Short exercise => Reproduce the records word for word, from their first line down to and including the line that contains "room-badge: Entrée <box>101 284 160 304</box>".
--- Start Provided material ---
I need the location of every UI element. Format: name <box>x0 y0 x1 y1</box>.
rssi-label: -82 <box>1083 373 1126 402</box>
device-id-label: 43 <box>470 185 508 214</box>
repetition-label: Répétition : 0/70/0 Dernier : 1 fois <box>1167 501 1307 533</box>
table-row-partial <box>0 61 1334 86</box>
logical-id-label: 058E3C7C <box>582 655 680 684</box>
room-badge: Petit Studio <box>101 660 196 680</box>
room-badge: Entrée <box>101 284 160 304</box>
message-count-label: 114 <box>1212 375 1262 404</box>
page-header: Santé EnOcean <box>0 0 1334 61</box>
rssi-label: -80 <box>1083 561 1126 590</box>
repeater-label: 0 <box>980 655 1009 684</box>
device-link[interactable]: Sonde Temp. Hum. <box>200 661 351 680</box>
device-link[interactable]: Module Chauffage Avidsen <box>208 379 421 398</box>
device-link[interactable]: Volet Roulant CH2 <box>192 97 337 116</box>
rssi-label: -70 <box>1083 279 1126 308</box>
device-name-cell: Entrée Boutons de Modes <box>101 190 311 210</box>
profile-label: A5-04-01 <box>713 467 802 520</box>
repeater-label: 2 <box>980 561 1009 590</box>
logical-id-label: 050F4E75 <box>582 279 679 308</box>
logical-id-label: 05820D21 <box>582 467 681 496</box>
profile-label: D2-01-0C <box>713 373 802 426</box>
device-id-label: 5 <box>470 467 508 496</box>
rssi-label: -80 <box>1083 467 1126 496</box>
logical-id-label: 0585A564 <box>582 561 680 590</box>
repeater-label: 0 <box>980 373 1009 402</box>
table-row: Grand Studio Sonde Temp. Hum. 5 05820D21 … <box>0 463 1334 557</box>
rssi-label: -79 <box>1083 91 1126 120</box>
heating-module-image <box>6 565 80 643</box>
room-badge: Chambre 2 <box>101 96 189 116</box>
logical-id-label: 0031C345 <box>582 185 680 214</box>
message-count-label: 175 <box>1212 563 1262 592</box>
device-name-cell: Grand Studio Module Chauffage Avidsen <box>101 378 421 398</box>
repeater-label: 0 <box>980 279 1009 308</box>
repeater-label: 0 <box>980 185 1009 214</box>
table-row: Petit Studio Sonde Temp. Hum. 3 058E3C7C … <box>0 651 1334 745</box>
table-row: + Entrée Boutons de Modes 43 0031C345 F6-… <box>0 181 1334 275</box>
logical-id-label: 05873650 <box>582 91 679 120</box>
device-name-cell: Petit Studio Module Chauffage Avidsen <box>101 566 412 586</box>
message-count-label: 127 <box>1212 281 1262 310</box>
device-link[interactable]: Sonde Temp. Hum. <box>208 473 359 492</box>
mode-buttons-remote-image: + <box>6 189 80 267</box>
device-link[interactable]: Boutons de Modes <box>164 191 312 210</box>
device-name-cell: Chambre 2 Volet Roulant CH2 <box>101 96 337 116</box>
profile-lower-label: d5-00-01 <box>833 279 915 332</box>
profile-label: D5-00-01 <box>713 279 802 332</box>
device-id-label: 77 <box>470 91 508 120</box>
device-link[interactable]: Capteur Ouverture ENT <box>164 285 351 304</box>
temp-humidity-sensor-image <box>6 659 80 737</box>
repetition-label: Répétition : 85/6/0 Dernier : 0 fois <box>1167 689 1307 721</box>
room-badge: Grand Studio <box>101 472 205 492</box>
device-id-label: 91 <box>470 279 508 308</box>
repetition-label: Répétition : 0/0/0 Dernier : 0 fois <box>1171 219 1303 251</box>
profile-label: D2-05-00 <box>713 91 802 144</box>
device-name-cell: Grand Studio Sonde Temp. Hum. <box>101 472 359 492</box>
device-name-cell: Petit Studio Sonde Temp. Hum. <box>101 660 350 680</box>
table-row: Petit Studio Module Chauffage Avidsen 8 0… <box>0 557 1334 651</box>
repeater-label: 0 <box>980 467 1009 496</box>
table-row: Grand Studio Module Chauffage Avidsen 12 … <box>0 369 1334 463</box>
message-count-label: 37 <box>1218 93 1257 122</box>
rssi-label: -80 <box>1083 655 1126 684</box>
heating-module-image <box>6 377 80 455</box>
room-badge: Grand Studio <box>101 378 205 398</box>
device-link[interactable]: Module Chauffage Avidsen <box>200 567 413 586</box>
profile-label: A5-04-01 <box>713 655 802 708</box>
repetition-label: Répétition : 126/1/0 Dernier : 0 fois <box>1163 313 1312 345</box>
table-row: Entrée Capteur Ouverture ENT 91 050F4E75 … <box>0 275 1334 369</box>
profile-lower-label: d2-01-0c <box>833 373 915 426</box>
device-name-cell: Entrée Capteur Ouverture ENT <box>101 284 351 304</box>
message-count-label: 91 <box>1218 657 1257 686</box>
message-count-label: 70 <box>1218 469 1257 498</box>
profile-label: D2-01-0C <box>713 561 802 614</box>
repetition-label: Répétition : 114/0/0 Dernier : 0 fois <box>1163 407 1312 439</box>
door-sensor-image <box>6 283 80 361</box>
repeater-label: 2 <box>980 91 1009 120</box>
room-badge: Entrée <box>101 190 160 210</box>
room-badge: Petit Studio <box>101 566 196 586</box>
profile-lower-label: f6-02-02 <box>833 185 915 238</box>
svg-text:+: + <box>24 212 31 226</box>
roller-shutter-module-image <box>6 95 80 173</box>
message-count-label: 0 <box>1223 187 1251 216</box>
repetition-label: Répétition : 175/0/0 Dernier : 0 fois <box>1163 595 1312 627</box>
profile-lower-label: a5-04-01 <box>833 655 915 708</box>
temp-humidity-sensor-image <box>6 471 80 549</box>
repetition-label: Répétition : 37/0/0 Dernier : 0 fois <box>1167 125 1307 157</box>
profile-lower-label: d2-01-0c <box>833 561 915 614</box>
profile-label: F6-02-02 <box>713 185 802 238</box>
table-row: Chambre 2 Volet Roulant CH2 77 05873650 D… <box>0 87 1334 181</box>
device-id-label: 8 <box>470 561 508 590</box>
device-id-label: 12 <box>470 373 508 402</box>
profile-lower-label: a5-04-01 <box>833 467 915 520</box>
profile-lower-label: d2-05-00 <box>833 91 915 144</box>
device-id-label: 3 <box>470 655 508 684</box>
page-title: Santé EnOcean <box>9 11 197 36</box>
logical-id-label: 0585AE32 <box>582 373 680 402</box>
--- End Provided material ---
Result =>
I need the location of every UI element. Format: name <box>x0 y0 x1 y1</box>.
rssi-label: -82 <box>1083 373 1126 402</box>
device-id-label: 43 <box>470 185 508 214</box>
repetition-label: Répétition : 0/70/0 Dernier : 1 fois <box>1167 501 1307 533</box>
table-row-partial <box>0 61 1334 86</box>
logical-id-label: 058E3C7C <box>582 655 680 684</box>
room-badge: Petit Studio <box>101 660 196 680</box>
room-badge: Entrée <box>101 284 160 304</box>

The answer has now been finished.